* BRIEF:
Repeat each line of the material below exactly as it appears, minus any pictures.

* STORED ROWS:

___

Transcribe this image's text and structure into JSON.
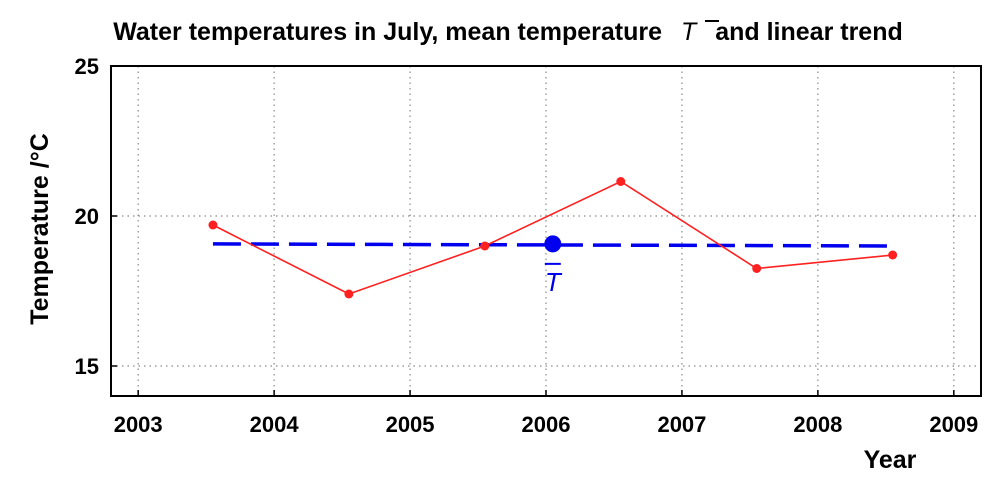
{
  "chart_data": {
    "type": "line",
    "title_prefix": "Water temperatures in July, mean temperature",
    "title_symbol": "T",
    "title_suffix": "and linear trend",
    "xlabel": "Year",
    "ylabel": "Temperature /°C",
    "xlim": [
      2002.8,
      2009.2
    ],
    "ylim": [
      14,
      25
    ],
    "xticks": [
      2003,
      2004,
      2005,
      2006,
      2007,
      2008,
      2009
    ],
    "xtick_labels": [
      "2003",
      "2004",
      "2005",
      "2006",
      "2007",
      "2008",
      "2009"
    ],
    "yticks": [
      15,
      20,
      25
    ],
    "ytick_labels": [
      "15",
      "20",
      "25"
    ],
    "grid": true,
    "series": [
      {
        "color": "#ff2020",
        "x": [
          2003.55,
          2004.55,
          2005.55,
          2006.55,
          2007.55,
          2008.55
        ],
        "y": [
          19.7,
          17.4,
          19.0,
          21.15,
          18.25,
          18.7
        ]
      }
    ],
    "trend": {
      "color": "#0000ee",
      "style": "dashed",
      "x": [
        2003.55,
        2008.55
      ],
      "y": [
        19.07,
        19.0
      ]
    },
    "mean": {
      "color": "#0000ee",
      "x": 2006.05,
      "y": 19.07,
      "label": "T"
    }
  }
}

___

* RESPONSE:
Transcribe this image's text and structure into JSON.
{
  "chart_data": {
    "type": "line",
    "title_prefix": "Water temperatures in July, mean temperature",
    "title_symbol": "T",
    "title_suffix": "and linear trend",
    "xlabel": "Year",
    "ylabel": "Temperature /°C",
    "xlim": [
      2002.8,
      2009.2
    ],
    "ylim": [
      14,
      25
    ],
    "xticks": [
      2003,
      2004,
      2005,
      2006,
      2007,
      2008,
      2009
    ],
    "xtick_labels": [
      "2003",
      "2004",
      "2005",
      "2006",
      "2007",
      "2008",
      "2009"
    ],
    "yticks": [
      15,
      20,
      25
    ],
    "ytick_labels": [
      "15",
      "20",
      "25"
    ],
    "grid": true,
    "series": [
      {
        "color": "#ff2020",
        "x": [
          2003.55,
          2004.55,
          2005.55,
          2006.55,
          2007.55,
          2008.55
        ],
        "y": [
          19.7,
          17.4,
          19.0,
          21.15,
          18.25,
          18.7
        ]
      }
    ],
    "trend": {
      "color": "#0000ee",
      "style": "dashed",
      "x": [
        2003.55,
        2008.55
      ],
      "y": [
        19.07,
        19.0
      ]
    },
    "mean": {
      "color": "#0000ee",
      "x": 2006.05,
      "y": 19.07,
      "label": "T"
    }
  }
}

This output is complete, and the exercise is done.